Instruction: Quote the whole listing verbatim.

===

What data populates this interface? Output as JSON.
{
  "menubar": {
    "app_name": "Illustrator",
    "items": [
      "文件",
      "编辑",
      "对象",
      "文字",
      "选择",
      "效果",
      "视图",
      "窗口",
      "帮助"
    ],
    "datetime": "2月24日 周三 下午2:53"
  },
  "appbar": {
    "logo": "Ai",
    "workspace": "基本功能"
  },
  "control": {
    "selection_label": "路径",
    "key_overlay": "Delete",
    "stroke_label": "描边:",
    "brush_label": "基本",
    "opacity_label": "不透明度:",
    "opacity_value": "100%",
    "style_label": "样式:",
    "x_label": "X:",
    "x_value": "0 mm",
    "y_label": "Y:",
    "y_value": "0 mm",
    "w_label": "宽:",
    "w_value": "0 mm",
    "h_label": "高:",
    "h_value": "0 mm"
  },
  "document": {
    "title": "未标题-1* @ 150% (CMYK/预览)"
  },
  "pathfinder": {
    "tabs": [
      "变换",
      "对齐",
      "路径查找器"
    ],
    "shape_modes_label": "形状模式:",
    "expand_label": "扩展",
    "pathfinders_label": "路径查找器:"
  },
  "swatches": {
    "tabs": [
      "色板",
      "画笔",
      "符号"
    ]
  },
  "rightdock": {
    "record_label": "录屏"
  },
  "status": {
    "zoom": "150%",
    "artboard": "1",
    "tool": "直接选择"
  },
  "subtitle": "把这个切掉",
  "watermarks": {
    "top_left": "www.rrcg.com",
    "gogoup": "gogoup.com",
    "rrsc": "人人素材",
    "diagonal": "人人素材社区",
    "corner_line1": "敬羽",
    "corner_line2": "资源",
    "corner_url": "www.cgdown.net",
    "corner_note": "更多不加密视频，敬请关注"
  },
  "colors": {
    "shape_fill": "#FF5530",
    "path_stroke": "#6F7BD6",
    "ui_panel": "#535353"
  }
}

===

Full solution:
What data populates this interface? Output as JSON.
{
  "menubar": {
    "app_name": "Illustrator",
    "items": [
      "文件",
      "编辑",
      "对象",
      "文字",
      "选择",
      "效果",
      "视图",
      "窗口",
      "帮助"
    ],
    "datetime": "2月24日 周三 下午2:53"
  },
  "appbar": {
    "logo": "Ai",
    "workspace": "基本功能"
  },
  "control": {
    "selection_label": "路径",
    "key_overlay": "Delete",
    "stroke_label": "描边:",
    "brush_label": "基本",
    "opacity_label": "不透明度:",
    "opacity_value": "100%",
    "style_label": "样式:",
    "x_label": "X:",
    "x_value": "0 mm",
    "y_label": "Y:",
    "y_value": "0 mm",
    "w_label": "宽:",
    "w_value": "0 mm",
    "h_label": "高:",
    "h_value": "0 mm"
  },
  "document": {
    "title": "未标题-1* @ 150% (CMYK/预览)"
  },
  "pathfinder": {
    "tabs": [
      "变换",
      "对齐",
      "路径查找器"
    ],
    "shape_modes_label": "形状模式:",
    "expand_label": "扩展",
    "pathfinders_label": "路径查找器:"
  },
  "swatches": {
    "tabs": [
      "色板",
      "画笔",
      "符号"
    ]
  },
  "rightdock": {
    "record_label": "录屏"
  },
  "status": {
    "zoom": "150%",
    "artboard": "1",
    "tool": "直接选择"
  },
  "subtitle": "把这个切掉",
  "watermarks": {
    "top_left": "www.rrcg.com",
    "gogoup": "gogoup.com",
    "rrsc": "人人素材",
    "diagonal": "人人素材社区",
    "corner_line1": "敬羽",
    "corner_line2": "资源",
    "corner_url": "www.cgdown.net",
    "corner_note": "更多不加密视频，敬请关注"
  },
  "colors": {
    "shape_fill": "#FF5530",
    "path_stroke": "#6F7BD6",
    "ui_panel": "#535353"
  }
}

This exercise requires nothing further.